PREGUNTAS PARA RESPONDER:
1) En el texto sobre Diego, ¿qué hay a los costados de Diego en la imagen del túnel?
2) Prolonga el texto sobre Diego a partir de su última oración.

TEXTO PROPORCIONADO:
☆ ☆ ☆ ☆ ☆

Por Juan Forn
Entre las mil imágenes que bombardearon las redes en cuanto se supo la noticia, vi una que mostraba al Diego de espaldas, caminando por el túnel, en botines, shorcitos, la diez en la espalda, la nube de rulos en la cabeza. Se está yendo rumbo al campo de juego, casi se alcanza a oír el ruido de los tapones contra el piso y, a sus costados, dos filas de superhéroes despidiéndolo. Superhéroes de pacotilla, de la Marvel: a él, que nunca fue un muñequito, que rompió todos los moldes por ser de carne y hueso, por ser tan rabiosamente humano. Diego yéndose por el túnel, yéndose como le hubiera gustado a él: vestido para jugar, listo para romperla toda una vez más.

☆ ☆ ☆ ☆ ☆

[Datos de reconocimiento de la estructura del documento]
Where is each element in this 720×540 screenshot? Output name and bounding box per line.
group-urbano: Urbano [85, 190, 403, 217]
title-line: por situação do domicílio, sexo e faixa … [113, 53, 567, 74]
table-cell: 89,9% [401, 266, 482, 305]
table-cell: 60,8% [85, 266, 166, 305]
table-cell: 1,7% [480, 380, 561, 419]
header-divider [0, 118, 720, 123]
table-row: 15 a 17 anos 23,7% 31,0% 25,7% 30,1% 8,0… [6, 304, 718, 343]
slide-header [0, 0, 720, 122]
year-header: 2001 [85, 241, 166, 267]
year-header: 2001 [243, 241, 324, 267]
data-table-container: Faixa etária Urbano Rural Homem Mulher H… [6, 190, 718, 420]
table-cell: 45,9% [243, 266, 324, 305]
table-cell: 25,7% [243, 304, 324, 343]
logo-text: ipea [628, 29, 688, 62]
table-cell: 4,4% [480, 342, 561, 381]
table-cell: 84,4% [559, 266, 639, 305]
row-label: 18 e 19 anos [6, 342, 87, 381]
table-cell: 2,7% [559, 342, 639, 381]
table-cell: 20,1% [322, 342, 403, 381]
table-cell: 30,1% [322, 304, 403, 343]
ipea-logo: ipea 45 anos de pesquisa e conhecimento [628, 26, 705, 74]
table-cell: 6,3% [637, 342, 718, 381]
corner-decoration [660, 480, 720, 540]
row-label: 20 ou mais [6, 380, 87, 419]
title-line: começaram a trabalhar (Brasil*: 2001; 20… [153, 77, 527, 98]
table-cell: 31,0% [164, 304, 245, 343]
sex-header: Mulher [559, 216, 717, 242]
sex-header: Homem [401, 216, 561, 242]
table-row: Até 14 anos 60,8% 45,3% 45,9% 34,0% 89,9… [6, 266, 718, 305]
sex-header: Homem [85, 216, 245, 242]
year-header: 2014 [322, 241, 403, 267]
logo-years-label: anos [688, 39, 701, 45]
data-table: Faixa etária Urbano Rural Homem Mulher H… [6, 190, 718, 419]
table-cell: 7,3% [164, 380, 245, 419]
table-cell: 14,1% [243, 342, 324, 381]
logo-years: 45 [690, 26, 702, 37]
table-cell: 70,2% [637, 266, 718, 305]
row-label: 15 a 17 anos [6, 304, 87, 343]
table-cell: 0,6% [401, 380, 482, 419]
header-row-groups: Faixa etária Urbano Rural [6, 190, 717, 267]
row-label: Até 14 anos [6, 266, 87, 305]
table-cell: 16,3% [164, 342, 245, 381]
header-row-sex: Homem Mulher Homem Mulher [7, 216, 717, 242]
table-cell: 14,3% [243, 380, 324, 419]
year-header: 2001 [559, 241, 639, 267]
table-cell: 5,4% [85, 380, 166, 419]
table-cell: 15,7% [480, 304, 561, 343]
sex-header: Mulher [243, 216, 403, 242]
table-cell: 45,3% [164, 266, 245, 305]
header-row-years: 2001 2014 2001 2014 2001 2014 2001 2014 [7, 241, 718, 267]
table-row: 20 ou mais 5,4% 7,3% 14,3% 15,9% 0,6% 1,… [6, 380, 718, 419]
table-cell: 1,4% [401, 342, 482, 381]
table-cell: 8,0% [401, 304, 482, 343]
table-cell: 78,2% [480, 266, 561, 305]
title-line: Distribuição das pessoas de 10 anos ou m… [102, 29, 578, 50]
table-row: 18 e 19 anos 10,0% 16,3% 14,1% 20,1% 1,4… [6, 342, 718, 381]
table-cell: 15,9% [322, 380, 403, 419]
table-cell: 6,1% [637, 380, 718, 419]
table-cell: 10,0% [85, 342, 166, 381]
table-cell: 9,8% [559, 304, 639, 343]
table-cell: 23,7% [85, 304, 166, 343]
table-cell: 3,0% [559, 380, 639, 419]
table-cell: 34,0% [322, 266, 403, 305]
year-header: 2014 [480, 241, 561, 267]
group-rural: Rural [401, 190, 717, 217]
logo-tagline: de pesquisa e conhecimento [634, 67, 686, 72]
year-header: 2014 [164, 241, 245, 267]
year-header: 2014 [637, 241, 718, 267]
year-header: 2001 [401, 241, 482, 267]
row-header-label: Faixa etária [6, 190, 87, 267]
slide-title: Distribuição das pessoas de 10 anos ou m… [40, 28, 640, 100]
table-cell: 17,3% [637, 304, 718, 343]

☆ ☆ ☆ ☆ ☆

RESPUESTAS DEL EJERCICIO:
1) Dos filas de superhéroes de la Marvel que lo despiden.

2)
Pelusa, cebollita, barrilete cósmico, mano de Dios, Segurola y Habana, me cortaron las piernas, la pelota no se mancha, más solo que Kung-Fu, ¿sabés qué jugador hubiera sido sin droga? Rey del bardo, siempre al mango, el que dijo, el que se animó a decir: “Yo nunca quise ser un ejemplo”. Y también: “Yo me equivoqué y pagué”. El que dijo: “Yo nací en un barrio privado: privado de luz, de agua, de teléfono y de gas”. Y también: “Cuando entré al Vaticano y vi todo ese oro dejé de creer”. El que dijo: “Soy completamente zurdo: con el pie, con la mano, con la cabeza y con el corazón”. Y también: “Gracias a la pelota le di alegría a la gente; con eso me basta y sobra”.
Gracias a vos, genio inmortal, imposible no quererte, nunca te vamos a olvidar.